OBJECTIVE: Below are the records; collect from them each line containing the string "this".

DATA ROWS:

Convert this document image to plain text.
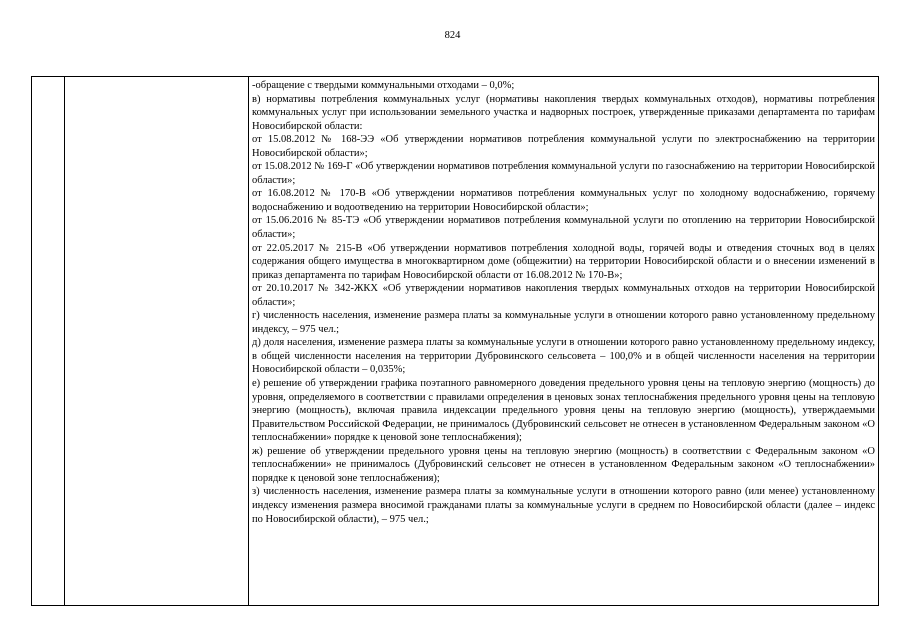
824

-обращение с твердыми коммунальными отходами – 0,0%;

в) нормативы потребления коммунальных услуг (нормативы накопления твердых коммунальных отходов), нормативы потребления коммунальных услуг при использовании земельного участка и надворных построек, утвержденные приказами департамента по тарифам Новосибирской области:

от 15.08.2012 № 168-ЭЭ «Об утверждении нормативов потребления коммунальной услуги по электроснабжению на территории Новосибирской области»;

от 15.08.2012 № 169-Г «Об утверждении нормативов потребления коммунальной услуги по газоснабжению на территории Новосибирской области»;

от 16.08.2012 № 170-В «Об утверждении нормативов потребления коммунальных услуг по холодному водоснабжению, горячему водоснабжению и водоотведению на территории Новосибирской области»;

от 15.06.2016 № 85-ТЭ «Об утверждении нормативов потребления коммунальной услуги по отоплению на территории Новосибирской области»;

от 22.05.2017 № 215-В «Об утверждении нормативов потребления холодной воды, горячей воды и отведения сточных вод в целях содержания общего имущества в многоквартирном доме (общежитии) на территории Новосибирской области и о внесении изменений в приказ департамента по тарифам Новосибирской области от 16.08.2012 № 170-В»;

от 20.10.2017 № 342-ЖКХ «Об утверждении нормативов накопления твердых коммунальных отходов на территории Новосибирской области»;

г) численность населения, изменение размера платы за коммунальные услуги в отношении которого равно установленному предельному индексу, – 975 чел.;

д) доля населения, изменение размера платы за коммунальные услуги в отношении которого равно установленному предельному индексу, в общей численности населения на территории Дубровинского сельсовета – 100,0% и в общей численности населения на территории Новосибирской области – 0,035%;

е) решение об утверждении графика поэтапного равномерного доведения предельного уровня цены на тепловую энергию (мощность) до уровня, определяемого в соответствии с правилами определения в ценовых зонах теплоснабжения предельного уровня цены на тепловую энергию (мощность), включая правила индексации предельного уровня цены на тепловую энергию (мощность), утверждаемыми Правительством Российской Федерации, не принималось (Дубровинский сельсовет не отнесен в установленном Федеральным законом «О теплоснабжении» порядке к ценовой зоне теплоснабжения);

ж) решение об утверждении предельного уровня цены на тепловую энергию (мощность) в соответствии с Федеральным законом «О теплоснабжении» не принималось (Дубровинский сельсовет не отнесен в установленном Федеральным законом «О теплоснабжении» порядке к ценовой зоне теплоснабжения);

з) численность населения, изменение размера платы за коммунальные услуги в отношении которого равно (или менее) установленному индексу изменения размера вносимой гражданами платы за коммунальные услуги в среднем по Новосибирской области (далее – индекс по Новосибирской области), – 975 чел.;
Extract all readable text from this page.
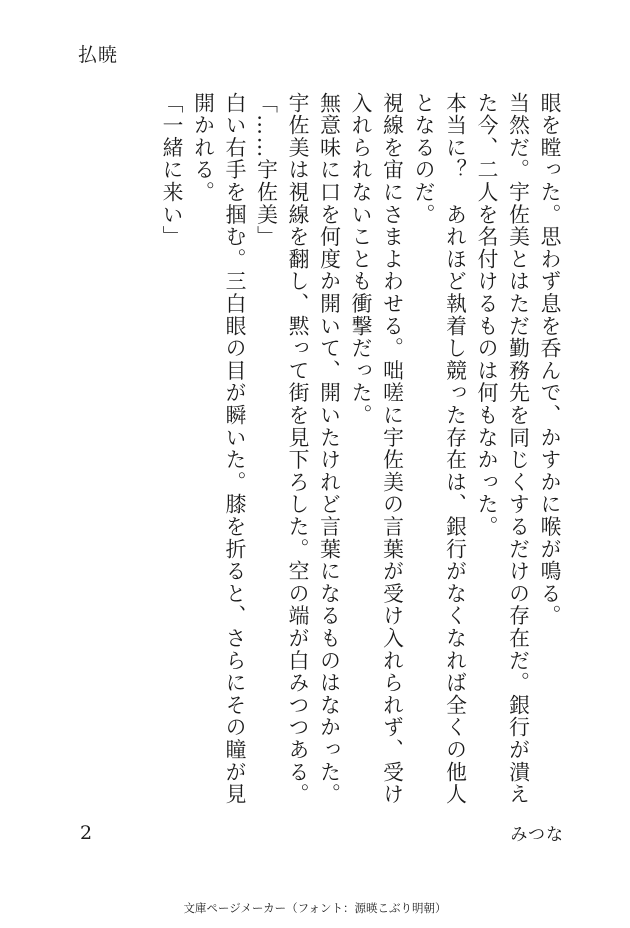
払暁
眼を瞠った。思わず息を呑んで、かすかに喉が鳴る。
当然だ。宇佐美とはただ勤務先を同じくするだけの存在だ。銀行が潰え
た今、二人を名付けるものは何もなかった。
本当に？　あれほど執着し競った存在は、銀行がなくなれば全くの他人
となるのだ。
視線を宙にさまよわせる。咄嗟に宇佐美の言葉が受け入れられず、受け
入れられないことも衝撃だった。
無意味に口を何度か開いて、開いたけれど言葉になるものはなかった。
宇佐美は視線を翻し、黙って街を見下ろした。空の端が白みつつある。
「……宇佐美」
白い右手を掴む。三白眼の目が瞬いた。膝を折ると、さらにその瞳が見
開かれる。
「一緒に来い」
2	みつな
文庫ページメーカー（フォント：源暎こぶり明朝）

OUTPUT OF THE EXERCISE:
Convert this document image to plain text.
Extract all readable text from this page.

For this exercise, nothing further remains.